Dataset entries:
- - - - - - -

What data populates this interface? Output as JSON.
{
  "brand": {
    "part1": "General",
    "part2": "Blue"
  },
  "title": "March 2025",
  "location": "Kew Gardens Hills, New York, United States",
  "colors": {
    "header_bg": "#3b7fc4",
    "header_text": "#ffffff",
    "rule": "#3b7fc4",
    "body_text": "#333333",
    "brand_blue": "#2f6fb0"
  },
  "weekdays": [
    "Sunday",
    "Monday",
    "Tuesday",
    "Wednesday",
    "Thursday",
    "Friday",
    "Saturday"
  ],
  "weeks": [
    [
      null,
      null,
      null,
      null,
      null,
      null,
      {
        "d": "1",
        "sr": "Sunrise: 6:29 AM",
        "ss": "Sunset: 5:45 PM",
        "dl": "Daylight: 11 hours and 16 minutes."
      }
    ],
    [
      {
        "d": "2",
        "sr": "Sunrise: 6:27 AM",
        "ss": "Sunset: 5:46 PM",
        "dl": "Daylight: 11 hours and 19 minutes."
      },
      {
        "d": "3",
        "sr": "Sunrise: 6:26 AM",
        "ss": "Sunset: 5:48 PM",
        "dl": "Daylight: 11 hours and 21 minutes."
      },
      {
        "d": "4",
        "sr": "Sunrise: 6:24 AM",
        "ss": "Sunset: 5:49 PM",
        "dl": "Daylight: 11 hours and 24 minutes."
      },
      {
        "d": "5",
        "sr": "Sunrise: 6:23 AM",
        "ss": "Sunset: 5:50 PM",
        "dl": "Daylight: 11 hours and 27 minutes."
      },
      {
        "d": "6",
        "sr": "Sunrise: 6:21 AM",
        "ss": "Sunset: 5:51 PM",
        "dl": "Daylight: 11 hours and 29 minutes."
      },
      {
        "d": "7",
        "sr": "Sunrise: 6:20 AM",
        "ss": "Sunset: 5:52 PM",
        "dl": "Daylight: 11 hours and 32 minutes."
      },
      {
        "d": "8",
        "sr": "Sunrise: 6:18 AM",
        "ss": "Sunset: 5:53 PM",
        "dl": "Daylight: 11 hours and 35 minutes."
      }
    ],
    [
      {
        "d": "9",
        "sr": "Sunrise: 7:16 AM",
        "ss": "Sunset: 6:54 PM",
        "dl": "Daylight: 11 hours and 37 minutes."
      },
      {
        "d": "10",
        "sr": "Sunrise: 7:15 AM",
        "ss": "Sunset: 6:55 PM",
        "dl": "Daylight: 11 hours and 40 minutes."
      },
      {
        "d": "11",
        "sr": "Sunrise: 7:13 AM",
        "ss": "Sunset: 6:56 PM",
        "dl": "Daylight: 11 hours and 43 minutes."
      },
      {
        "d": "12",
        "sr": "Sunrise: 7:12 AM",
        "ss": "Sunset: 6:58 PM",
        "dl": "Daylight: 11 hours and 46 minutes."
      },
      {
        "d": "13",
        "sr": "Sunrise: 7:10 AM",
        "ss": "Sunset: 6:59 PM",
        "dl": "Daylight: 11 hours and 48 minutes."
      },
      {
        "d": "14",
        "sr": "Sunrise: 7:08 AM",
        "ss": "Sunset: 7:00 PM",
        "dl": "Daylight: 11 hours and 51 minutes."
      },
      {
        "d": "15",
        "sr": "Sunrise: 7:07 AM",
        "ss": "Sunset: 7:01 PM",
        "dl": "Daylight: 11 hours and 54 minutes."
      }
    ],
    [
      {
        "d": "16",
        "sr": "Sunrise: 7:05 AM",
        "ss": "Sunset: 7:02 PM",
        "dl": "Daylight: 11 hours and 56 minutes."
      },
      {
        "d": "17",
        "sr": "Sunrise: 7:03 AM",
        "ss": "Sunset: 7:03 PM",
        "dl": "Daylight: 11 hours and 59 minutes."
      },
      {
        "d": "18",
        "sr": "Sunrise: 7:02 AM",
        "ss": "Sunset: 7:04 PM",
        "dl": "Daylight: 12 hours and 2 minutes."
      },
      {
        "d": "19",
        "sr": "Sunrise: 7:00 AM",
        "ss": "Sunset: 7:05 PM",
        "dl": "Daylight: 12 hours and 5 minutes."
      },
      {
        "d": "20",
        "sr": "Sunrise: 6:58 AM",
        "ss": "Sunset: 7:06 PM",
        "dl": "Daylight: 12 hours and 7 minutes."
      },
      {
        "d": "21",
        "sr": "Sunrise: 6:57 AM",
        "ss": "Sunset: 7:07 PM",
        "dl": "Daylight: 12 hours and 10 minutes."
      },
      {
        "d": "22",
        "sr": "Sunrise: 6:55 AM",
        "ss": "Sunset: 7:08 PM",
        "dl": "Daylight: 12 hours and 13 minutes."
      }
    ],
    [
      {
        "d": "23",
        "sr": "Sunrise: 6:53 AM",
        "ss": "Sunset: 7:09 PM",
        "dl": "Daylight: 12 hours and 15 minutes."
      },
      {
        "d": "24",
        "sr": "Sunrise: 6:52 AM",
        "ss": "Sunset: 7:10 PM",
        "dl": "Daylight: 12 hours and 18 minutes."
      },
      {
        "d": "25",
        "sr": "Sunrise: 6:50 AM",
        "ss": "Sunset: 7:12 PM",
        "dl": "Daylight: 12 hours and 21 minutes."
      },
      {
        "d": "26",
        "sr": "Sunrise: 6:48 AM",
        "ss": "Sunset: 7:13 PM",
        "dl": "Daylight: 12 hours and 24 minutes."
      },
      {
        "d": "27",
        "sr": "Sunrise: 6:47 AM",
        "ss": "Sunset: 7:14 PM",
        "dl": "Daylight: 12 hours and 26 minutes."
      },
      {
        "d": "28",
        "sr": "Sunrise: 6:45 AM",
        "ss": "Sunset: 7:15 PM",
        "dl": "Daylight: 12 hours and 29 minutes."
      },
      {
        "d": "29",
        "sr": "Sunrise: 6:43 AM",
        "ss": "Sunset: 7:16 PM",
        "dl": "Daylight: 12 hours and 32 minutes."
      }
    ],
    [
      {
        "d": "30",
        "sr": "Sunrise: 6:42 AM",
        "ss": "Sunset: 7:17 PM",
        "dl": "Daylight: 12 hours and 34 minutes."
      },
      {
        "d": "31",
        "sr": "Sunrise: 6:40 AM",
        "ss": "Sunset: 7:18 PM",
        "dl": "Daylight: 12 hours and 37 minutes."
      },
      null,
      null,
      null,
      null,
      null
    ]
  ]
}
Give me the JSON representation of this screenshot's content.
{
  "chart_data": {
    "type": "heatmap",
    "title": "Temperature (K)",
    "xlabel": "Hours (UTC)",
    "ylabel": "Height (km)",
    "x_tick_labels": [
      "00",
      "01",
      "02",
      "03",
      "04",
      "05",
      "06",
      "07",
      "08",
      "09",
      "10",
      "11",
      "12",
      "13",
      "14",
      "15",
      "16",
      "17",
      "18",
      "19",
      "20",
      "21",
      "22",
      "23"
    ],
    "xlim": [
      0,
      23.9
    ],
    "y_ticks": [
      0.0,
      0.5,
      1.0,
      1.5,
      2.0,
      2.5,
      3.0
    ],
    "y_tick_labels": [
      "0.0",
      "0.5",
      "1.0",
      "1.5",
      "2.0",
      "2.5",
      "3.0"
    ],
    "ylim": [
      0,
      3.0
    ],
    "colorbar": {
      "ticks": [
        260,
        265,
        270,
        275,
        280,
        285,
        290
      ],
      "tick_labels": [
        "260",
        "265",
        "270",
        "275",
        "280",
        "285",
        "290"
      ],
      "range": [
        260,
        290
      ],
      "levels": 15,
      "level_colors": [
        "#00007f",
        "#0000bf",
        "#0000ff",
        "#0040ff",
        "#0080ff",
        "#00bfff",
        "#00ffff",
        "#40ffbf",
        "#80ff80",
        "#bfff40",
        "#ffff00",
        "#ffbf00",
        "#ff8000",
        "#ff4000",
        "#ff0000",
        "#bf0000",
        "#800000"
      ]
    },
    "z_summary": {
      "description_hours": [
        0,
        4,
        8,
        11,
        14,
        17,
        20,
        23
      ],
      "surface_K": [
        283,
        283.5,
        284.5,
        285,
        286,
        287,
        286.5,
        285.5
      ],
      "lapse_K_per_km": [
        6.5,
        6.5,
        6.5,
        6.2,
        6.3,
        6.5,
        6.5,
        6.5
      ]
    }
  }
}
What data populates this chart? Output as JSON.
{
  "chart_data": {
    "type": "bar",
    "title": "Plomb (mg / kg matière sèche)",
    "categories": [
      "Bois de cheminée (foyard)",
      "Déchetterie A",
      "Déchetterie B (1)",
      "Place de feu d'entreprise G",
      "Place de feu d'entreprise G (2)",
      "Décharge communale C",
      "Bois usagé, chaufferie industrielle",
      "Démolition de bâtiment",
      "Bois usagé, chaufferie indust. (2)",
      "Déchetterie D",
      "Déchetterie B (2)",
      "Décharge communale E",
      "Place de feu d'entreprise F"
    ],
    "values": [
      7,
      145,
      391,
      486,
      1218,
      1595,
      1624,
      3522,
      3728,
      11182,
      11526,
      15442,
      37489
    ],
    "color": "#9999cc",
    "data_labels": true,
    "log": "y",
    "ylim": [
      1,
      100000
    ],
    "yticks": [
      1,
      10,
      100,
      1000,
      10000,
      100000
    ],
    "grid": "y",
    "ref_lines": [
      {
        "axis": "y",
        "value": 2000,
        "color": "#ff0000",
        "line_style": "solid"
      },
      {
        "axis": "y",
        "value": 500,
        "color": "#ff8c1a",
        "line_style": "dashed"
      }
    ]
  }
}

- - - - - - -

▸ **Work to do**: In the records above, find the lines containing "this" and copy them.

▸ **Answer**:
What data populates this interface? Output as JSON.
Give me the JSON representation of this screenshot's content.
What data populates this chart? Output as JSON.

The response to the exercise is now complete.